• **TASK TO COMPLETE**: Transcribe the entries below exactly.

━━━━

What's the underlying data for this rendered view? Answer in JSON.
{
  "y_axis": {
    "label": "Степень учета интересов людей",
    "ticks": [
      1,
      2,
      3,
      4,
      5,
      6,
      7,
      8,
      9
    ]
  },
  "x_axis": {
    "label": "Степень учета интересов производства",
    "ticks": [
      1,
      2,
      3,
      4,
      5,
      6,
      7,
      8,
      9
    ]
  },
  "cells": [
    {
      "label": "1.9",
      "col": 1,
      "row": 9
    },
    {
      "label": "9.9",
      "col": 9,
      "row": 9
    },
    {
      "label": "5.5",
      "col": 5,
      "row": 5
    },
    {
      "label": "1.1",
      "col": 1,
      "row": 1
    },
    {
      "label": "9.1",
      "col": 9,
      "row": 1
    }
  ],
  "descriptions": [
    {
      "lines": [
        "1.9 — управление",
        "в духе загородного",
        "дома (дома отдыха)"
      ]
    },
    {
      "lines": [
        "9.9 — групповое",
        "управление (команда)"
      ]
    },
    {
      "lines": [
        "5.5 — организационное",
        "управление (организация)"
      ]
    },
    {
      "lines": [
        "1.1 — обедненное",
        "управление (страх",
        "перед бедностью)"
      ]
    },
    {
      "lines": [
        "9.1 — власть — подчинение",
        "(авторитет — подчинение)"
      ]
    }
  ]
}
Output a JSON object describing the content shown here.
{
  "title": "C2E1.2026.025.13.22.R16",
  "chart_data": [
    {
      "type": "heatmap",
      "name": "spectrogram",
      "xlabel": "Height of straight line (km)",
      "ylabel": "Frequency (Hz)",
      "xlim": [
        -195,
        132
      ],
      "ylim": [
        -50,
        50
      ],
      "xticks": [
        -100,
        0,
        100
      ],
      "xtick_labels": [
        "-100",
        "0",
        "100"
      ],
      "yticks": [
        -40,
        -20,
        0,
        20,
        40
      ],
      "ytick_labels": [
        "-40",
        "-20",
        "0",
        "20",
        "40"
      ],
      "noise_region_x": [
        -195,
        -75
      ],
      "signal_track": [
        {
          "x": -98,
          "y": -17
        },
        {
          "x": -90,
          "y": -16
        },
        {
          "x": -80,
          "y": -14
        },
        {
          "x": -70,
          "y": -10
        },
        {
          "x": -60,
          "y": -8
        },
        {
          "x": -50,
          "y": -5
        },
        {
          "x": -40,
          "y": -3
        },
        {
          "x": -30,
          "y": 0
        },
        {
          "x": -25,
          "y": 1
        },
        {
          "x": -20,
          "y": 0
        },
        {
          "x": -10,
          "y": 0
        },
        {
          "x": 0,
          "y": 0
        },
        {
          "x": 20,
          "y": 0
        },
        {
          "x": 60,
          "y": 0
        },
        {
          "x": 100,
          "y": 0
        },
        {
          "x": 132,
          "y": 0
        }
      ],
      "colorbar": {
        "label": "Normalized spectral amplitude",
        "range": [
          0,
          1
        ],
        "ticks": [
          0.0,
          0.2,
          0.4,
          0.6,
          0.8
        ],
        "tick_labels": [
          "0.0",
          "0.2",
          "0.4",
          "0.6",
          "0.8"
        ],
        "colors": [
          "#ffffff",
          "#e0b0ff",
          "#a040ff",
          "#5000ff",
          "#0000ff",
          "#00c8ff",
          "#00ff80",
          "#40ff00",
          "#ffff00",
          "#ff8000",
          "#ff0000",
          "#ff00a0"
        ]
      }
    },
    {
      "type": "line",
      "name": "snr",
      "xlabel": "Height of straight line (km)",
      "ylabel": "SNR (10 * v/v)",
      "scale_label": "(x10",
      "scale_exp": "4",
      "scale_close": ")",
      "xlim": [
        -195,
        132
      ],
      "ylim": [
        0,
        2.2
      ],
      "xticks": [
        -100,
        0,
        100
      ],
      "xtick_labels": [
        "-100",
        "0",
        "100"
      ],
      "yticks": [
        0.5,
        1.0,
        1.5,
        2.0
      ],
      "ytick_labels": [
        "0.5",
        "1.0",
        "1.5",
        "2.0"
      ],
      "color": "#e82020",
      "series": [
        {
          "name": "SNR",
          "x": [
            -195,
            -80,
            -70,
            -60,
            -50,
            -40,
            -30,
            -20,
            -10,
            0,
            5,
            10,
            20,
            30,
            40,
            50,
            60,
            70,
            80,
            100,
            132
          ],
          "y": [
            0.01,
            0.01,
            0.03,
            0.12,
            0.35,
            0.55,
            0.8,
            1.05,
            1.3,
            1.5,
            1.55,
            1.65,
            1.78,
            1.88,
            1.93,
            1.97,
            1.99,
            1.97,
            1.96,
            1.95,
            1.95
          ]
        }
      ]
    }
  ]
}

━━━━

• **CORRECT RESPONSE**:
What's the underlying data for this rendered view? Answer in JSON.
{
  "y_axis": {
    "label": "Степень учета интересов людей",
    "ticks": [
      1,
      2,
      3,
      4,
      5,
      6,
      7,
      8,
      9
    ]
  },
  "x_axis": {
    "label": "Степень учета интересов производства",
    "ticks": [
      1,
      2,
      3,
      4,
      5,
      6,
      7,
      8,
      9
    ]
  },
  "cells": [
    {
      "label": "1.9",
      "col": 1,
      "row": 9
    },
    {
      "label": "9.9",
      "col": 9,
      "row": 9
    },
    {
      "label": "5.5",
      "col": 5,
      "row": 5
    },
    {
      "label": "1.1",
      "col": 1,
      "row": 1
    },
    {
      "label": "9.1",
      "col": 9,
      "row": 1
    }
  ],
  "descriptions": [
    {
      "lines": [
        "1.9 — управление",
        "в духе загородного",
        "дома (дома отдыха)"
      ]
    },
    {
      "lines": [
        "9.9 — групповое",
        "управление (команда)"
      ]
    },
    {
      "lines": [
        "5.5 — организационное",
        "управление (организация)"
      ]
    },
    {
      "lines": [
        "1.1 — обедненное",
        "управление (страх",
        "перед бедностью)"
      ]
    },
    {
      "lines": [
        "9.1 — власть — подчинение",
        "(авторитет — подчинение)"
      ]
    }
  ]
}
Output a JSON object describing the content shown here.
{
  "title": "C2E1.2026.025.13.22.R16",
  "chart_data": [
    {
      "type": "heatmap",
      "name": "spectrogram",
      "xlabel": "Height of straight line (km)",
      "ylabel": "Frequency (Hz)",
      "xlim": [
        -195,
        132
      ],
      "ylim": [
        -50,
        50
      ],
      "xticks": [
        -100,
        0,
        100
      ],
      "xtick_labels": [
        "-100",
        "0",
        "100"
      ],
      "yticks": [
        -40,
        -20,
        0,
        20,
        40
      ],
      "ytick_labels": [
        "-40",
        "-20",
        "0",
        "20",
        "40"
      ],
      "noise_region_x": [
        -195,
        -75
      ],
      "signal_track": [
        {
          "x": -98,
          "y": -17
        },
        {
          "x": -90,
          "y": -16
        },
        {
          "x": -80,
          "y": -14
        },
        {
          "x": -70,
          "y": -10
        },
        {
          "x": -60,
          "y": -8
        },
        {
          "x": -50,
          "y": -5
        },
        {
          "x": -40,
          "y": -3
        },
        {
          "x": -30,
          "y": 0
        },
        {
          "x": -25,
          "y": 1
        },
        {
          "x": -20,
          "y": 0
        },
        {
          "x": -10,
          "y": 0
        },
        {
          "x": 0,
          "y": 0
        },
        {
          "x": 20,
          "y": 0
        },
        {
          "x": 60,
          "y": 0
        },
        {
          "x": 100,
          "y": 0
        },
        {
          "x": 132,
          "y": 0
        }
      ],
      "colorbar": {
        "label": "Normalized spectral amplitude",
        "range": [
          0,
          1
        ],
        "ticks": [
          0.0,
          0.2,
          0.4,
          0.6,
          0.8
        ],
        "tick_labels": [
          "0.0",
          "0.2",
          "0.4",
          "0.6",
          "0.8"
        ],
        "colors": [
          "#ffffff",
          "#e0b0ff",
          "#a040ff",
          "#5000ff",
          "#0000ff",
          "#00c8ff",
          "#00ff80",
          "#40ff00",
          "#ffff00",
          "#ff8000",
          "#ff0000",
          "#ff00a0"
        ]
      }
    },
    {
      "type": "line",
      "name": "snr",
      "xlabel": "Height of straight line (km)",
      "ylabel": "SNR (10 * v/v)",
      "scale_label": "(x10",
      "scale_exp": "4",
      "scale_close": ")",
      "xlim": [
        -195,
        132
      ],
      "ylim": [
        0,
        2.2
      ],
      "xticks": [
        -100,
        0,
        100
      ],
      "xtick_labels": [
        "-100",
        "0",
        "100"
      ],
      "yticks": [
        0.5,
        1.0,
        1.5,
        2.0
      ],
      "ytick_labels": [
        "0.5",
        "1.0",
        "1.5",
        "2.0"
      ],
      "color": "#e82020",
      "series": [
        {
          "name": "SNR",
          "x": [
            -195,
            -80,
            -70,
            -60,
            -50,
            -40,
            -30,
            -20,
            -10,
            0,
            5,
            10,
            20,
            30,
            40,
            50,
            60,
            70,
            80,
            100,
            132
          ],
          "y": [
            0.01,
            0.01,
            0.03,
            0.12,
            0.35,
            0.55,
            0.8,
            1.05,
            1.3,
            1.5,
            1.55,
            1.65,
            1.78,
            1.88,
            1.93,
            1.97,
            1.99,
            1.97,
            1.96,
            1.95,
            1.95
          ]
        }
      ]
    }
  ]
}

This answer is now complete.